++++ PROVIDED DATA
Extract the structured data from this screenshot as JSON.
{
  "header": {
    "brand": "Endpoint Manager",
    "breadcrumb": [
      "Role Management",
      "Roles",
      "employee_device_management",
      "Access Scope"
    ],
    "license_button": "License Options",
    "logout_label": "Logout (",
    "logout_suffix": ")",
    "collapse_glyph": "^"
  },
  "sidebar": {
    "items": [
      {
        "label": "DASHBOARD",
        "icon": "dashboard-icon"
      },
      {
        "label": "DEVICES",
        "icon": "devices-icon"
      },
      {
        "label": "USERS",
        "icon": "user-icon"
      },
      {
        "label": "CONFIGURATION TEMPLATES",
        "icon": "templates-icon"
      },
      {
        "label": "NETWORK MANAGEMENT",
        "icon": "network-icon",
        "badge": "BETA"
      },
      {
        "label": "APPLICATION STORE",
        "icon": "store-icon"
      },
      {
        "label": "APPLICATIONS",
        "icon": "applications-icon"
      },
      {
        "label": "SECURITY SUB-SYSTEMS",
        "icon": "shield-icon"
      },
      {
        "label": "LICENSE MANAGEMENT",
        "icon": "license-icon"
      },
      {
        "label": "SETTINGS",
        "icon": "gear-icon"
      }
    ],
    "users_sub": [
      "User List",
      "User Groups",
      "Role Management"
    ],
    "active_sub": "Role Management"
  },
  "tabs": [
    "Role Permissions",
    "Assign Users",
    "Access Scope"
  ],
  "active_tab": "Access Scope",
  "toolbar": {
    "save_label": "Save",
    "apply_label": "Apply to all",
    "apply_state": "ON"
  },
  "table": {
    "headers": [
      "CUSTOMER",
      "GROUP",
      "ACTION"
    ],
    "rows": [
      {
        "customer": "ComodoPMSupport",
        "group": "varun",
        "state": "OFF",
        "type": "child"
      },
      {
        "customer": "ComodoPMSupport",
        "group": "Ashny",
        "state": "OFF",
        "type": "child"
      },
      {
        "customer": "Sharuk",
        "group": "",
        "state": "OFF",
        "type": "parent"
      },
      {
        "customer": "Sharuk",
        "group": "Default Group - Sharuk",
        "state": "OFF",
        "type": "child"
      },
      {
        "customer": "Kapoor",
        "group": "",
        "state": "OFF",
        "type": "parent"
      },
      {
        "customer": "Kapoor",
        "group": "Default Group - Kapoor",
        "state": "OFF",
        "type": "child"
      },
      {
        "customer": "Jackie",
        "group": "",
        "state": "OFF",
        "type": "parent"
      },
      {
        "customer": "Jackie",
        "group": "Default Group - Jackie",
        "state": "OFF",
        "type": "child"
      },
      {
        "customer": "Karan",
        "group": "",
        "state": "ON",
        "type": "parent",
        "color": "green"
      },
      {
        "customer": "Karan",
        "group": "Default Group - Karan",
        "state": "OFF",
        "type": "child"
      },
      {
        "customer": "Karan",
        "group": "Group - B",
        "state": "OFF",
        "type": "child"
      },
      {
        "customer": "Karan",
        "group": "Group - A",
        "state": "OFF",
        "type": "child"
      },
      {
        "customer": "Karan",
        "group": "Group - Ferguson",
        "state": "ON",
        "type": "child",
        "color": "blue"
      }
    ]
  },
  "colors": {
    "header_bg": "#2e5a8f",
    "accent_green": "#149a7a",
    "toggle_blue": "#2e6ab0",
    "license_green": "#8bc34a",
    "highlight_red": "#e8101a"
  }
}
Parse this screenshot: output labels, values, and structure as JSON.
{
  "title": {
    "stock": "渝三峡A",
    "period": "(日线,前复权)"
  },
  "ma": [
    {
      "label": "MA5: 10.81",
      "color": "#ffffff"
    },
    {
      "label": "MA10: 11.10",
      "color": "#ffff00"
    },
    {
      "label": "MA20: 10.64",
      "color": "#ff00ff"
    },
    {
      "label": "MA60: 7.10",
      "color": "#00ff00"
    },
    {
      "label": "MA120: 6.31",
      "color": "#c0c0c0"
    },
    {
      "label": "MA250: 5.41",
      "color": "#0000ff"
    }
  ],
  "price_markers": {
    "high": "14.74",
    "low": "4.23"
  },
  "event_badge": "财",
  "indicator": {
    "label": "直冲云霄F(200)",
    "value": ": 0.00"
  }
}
++++++++
#### REQUIREMENTS
Each entry must be reproduced verbatim.

#### WRITTEN RESPONSE
Extract the structured data from this screenshot as JSON.
{
  "header": {
    "brand": "Endpoint Manager",
    "breadcrumb": [
      "Role Management",
      "Roles",
      "employee_device_management",
      "Access Scope"
    ],
    "license_button": "License Options",
    "logout_label": "Logout (",
    "logout_suffix": ")",
    "collapse_glyph": "^"
  },
  "sidebar": {
    "items": [
      {
        "label": "DASHBOARD",
        "icon": "dashboard-icon"
      },
      {
        "label": "DEVICES",
        "icon": "devices-icon"
      },
      {
        "label": "USERS",
        "icon": "user-icon"
      },
      {
        "label": "CONFIGURATION TEMPLATES",
        "icon": "templates-icon"
      },
      {
        "label": "NETWORK MANAGEMENT",
        "icon": "network-icon",
        "badge": "BETA"
      },
      {
        "label": "APPLICATION STORE",
        "icon": "store-icon"
      },
      {
        "label": "APPLICATIONS",
        "icon": "applications-icon"
      },
      {
        "label": "SECURITY SUB-SYSTEMS",
        "icon": "shield-icon"
      },
      {
        "label": "LICENSE MANAGEMENT",
        "icon": "license-icon"
      },
      {
        "label": "SETTINGS",
        "icon": "gear-icon"
      }
    ],
    "users_sub": [
      "User List",
      "User Groups",
      "Role Management"
    ],
    "active_sub": "Role Management"
  },
  "tabs": [
    "Role Permissions",
    "Assign Users",
    "Access Scope"
  ],
  "active_tab": "Access Scope",
  "toolbar": {
    "save_label": "Save",
    "apply_label": "Apply to all",
    "apply_state": "ON"
  },
  "table": {
    "headers": [
      "CUSTOMER",
      "GROUP",
      "ACTION"
    ],
    "rows": [
      {
        "customer": "ComodoPMSupport",
        "group": "varun",
        "state": "OFF",
        "type": "child"
      },
      {
        "customer": "ComodoPMSupport",
        "group": "Ashny",
        "state": "OFF",
        "type": "child"
      },
      {
        "customer": "Sharuk",
        "group": "",
        "state": "OFF",
        "type": "parent"
      },
      {
        "customer": "Sharuk",
        "group": "Default Group - Sharuk",
        "state": "OFF",
        "type": "child"
      },
      {
        "customer": "Kapoor",
        "group": "",
        "state": "OFF",
        "type": "parent"
      },
      {
        "customer": "Kapoor",
        "group": "Default Group - Kapoor",
        "state": "OFF",
        "type": "child"
      },
      {
        "customer": "Jackie",
        "group": "",
        "state": "OFF",
        "type": "parent"
      },
      {
        "customer": "Jackie",
        "group": "Default Group - Jackie",
        "state": "OFF",
        "type": "child"
      },
      {
        "customer": "Karan",
        "group": "",
        "state": "ON",
        "type": "parent",
        "color": "green"
      },
      {
        "customer": "Karan",
        "group": "Default Group - Karan",
        "state": "OFF",
        "type": "child"
      },
      {
        "customer": "Karan",
        "group": "Group - B",
        "state": "OFF",
        "type": "child"
      },
      {
        "customer": "Karan",
        "group": "Group - A",
        "state": "OFF",
        "type": "child"
      },
      {
        "customer": "Karan",
        "group": "Group - Ferguson",
        "state": "ON",
        "type": "child",
        "color": "blue"
      }
    ]
  },
  "colors": {
    "header_bg": "#2e5a8f",
    "accent_green": "#149a7a",
    "toggle_blue": "#2e6ab0",
    "license_green": "#8bc34a",
    "highlight_red": "#e8101a"
  }
}
Parse this screenshot: output labels, values, and structure as JSON.
{
  "title": {
    "stock": "渝三峡A",
    "period": "(日线,前复权)"
  },
  "ma": [
    {
      "label": "MA5: 10.81",
      "color": "#ffffff"
    },
    {
      "label": "MA10: 11.10",
      "color": "#ffff00"
    },
    {
      "label": "MA20: 10.64",
      "color": "#ff00ff"
    },
    {
      "label": "MA60: 7.10",
      "color": "#00ff00"
    },
    {
      "label": "MA120: 6.31",
      "color": "#c0c0c0"
    },
    {
      "label": "MA250: 5.41",
      "color": "#0000ff"
    }
  ],
  "price_markers": {
    "high": "14.74",
    "low": "4.23"
  },
  "event_badge": "财",
  "indicator": {
    "label": "直冲云霄F(200)",
    "value": ": 0.00"
  }
}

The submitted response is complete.